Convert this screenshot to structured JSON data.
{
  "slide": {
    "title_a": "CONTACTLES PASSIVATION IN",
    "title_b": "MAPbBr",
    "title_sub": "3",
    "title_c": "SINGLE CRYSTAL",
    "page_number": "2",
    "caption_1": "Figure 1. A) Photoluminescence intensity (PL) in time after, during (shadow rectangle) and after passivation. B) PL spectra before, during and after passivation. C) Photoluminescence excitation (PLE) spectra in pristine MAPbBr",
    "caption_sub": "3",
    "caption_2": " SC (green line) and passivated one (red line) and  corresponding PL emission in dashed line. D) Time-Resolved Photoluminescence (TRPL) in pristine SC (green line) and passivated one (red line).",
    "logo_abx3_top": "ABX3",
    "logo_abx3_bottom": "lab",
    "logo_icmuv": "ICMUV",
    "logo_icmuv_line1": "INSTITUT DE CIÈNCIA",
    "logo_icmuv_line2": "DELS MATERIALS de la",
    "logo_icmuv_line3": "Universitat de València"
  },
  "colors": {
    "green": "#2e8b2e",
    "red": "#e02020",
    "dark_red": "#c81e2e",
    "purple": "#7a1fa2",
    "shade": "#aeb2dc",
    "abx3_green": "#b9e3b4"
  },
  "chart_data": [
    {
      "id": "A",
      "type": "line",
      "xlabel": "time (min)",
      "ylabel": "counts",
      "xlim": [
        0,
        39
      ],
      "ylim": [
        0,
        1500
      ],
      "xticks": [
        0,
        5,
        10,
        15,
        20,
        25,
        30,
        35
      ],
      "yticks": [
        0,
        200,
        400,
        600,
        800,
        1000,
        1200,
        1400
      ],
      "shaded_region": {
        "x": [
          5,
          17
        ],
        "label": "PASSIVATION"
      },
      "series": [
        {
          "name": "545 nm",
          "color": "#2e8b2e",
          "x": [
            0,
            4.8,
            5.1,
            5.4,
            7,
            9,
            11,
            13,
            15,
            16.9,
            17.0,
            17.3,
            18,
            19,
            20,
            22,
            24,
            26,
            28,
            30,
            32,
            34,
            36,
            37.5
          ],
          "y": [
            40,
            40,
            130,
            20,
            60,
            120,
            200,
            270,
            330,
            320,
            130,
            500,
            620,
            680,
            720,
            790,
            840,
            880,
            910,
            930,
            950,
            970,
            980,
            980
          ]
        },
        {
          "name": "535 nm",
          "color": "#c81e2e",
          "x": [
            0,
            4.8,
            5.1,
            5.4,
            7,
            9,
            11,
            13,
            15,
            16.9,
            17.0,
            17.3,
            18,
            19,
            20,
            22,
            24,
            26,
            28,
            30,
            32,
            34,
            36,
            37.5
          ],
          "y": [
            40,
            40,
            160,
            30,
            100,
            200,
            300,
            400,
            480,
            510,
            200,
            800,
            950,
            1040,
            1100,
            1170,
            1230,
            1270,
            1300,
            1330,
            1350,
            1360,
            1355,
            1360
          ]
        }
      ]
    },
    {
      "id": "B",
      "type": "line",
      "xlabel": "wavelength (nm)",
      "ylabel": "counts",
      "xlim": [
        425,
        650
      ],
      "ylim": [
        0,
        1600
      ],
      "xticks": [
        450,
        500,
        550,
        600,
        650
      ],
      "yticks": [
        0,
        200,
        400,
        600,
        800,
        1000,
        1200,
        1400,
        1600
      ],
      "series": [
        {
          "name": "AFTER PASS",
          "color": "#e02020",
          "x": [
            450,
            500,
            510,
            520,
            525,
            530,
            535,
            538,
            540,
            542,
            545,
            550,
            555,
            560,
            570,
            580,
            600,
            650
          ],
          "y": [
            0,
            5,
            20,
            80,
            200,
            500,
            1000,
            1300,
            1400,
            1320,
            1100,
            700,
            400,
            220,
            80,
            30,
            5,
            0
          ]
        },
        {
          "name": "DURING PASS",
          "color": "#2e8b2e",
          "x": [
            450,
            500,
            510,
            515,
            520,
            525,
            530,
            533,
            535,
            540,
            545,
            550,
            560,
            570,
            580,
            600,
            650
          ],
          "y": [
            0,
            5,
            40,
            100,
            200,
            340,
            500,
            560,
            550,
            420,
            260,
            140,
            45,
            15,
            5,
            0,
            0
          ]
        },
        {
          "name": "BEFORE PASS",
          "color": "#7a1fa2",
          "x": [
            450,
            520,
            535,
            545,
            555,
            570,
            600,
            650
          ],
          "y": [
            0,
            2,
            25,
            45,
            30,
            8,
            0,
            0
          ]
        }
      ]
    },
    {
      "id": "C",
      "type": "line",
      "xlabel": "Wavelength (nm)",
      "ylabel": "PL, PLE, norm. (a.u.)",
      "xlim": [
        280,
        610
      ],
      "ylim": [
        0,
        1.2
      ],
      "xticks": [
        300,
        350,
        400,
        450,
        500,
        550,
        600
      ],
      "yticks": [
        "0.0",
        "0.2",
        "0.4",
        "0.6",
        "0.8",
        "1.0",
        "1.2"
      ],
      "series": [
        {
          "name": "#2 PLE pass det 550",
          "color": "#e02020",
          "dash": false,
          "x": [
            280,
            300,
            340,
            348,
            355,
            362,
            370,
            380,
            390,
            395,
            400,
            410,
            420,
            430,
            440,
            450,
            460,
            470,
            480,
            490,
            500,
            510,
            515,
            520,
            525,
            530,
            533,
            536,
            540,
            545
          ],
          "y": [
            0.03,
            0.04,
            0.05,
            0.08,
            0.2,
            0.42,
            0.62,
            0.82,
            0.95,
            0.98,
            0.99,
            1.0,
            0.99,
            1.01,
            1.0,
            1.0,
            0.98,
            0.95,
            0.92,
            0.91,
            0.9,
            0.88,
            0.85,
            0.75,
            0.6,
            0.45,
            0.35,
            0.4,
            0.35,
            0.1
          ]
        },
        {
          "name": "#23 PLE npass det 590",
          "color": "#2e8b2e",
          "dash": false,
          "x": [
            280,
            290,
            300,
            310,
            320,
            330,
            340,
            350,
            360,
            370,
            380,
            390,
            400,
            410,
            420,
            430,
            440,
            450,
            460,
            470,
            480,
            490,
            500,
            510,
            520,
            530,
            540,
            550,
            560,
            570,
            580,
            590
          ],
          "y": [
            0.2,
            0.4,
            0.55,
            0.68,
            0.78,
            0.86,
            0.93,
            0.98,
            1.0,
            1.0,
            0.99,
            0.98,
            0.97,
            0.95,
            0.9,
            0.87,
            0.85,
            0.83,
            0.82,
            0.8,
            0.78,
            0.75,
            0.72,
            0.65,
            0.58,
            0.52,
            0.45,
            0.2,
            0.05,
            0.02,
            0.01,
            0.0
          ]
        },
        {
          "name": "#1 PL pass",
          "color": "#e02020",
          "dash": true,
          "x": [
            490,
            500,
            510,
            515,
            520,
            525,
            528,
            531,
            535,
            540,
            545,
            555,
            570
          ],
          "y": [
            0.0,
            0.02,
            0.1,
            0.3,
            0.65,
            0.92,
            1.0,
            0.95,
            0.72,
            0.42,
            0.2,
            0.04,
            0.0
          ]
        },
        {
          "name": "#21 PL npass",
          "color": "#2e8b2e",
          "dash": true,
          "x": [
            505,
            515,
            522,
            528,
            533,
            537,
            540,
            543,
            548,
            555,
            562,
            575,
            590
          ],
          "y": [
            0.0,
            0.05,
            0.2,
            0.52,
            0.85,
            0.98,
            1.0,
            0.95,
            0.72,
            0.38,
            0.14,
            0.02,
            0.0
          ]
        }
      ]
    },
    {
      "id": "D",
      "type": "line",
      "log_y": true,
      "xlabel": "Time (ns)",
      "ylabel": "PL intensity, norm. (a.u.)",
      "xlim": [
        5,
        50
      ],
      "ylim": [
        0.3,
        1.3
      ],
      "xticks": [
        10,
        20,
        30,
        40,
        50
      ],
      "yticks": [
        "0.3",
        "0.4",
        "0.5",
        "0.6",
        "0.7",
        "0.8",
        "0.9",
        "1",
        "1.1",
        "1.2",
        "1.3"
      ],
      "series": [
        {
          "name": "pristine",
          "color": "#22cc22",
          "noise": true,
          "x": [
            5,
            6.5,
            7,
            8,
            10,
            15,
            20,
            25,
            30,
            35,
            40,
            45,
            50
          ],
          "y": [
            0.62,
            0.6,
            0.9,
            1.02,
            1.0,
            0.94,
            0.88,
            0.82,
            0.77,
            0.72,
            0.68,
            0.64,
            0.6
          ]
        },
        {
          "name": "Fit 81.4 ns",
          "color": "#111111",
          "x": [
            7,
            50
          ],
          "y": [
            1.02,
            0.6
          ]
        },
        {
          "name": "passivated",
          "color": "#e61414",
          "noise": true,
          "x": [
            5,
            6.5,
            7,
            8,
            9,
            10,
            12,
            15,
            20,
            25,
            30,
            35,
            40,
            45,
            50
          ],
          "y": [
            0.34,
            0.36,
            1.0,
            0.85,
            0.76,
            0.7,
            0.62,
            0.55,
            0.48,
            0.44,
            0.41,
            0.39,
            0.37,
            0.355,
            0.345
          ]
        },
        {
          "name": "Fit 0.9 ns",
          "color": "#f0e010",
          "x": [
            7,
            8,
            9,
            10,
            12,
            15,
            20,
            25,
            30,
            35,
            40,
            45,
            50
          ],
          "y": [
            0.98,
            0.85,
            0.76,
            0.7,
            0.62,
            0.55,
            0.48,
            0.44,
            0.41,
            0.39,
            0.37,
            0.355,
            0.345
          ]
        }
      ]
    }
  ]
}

Task:
Pull out each line holding the string "MAPbBr".

Answer to the exercise:
    "title_b": "MAPbBr",
    "caption_1": "Figure 1. A) Photoluminescence intensity (PL) in time after, during (shadow rectangle) and after passivation. B) PL spectra before, during and after passivation. C) Photoluminescence excitation (PLE) spectra in pristine MAPbBr",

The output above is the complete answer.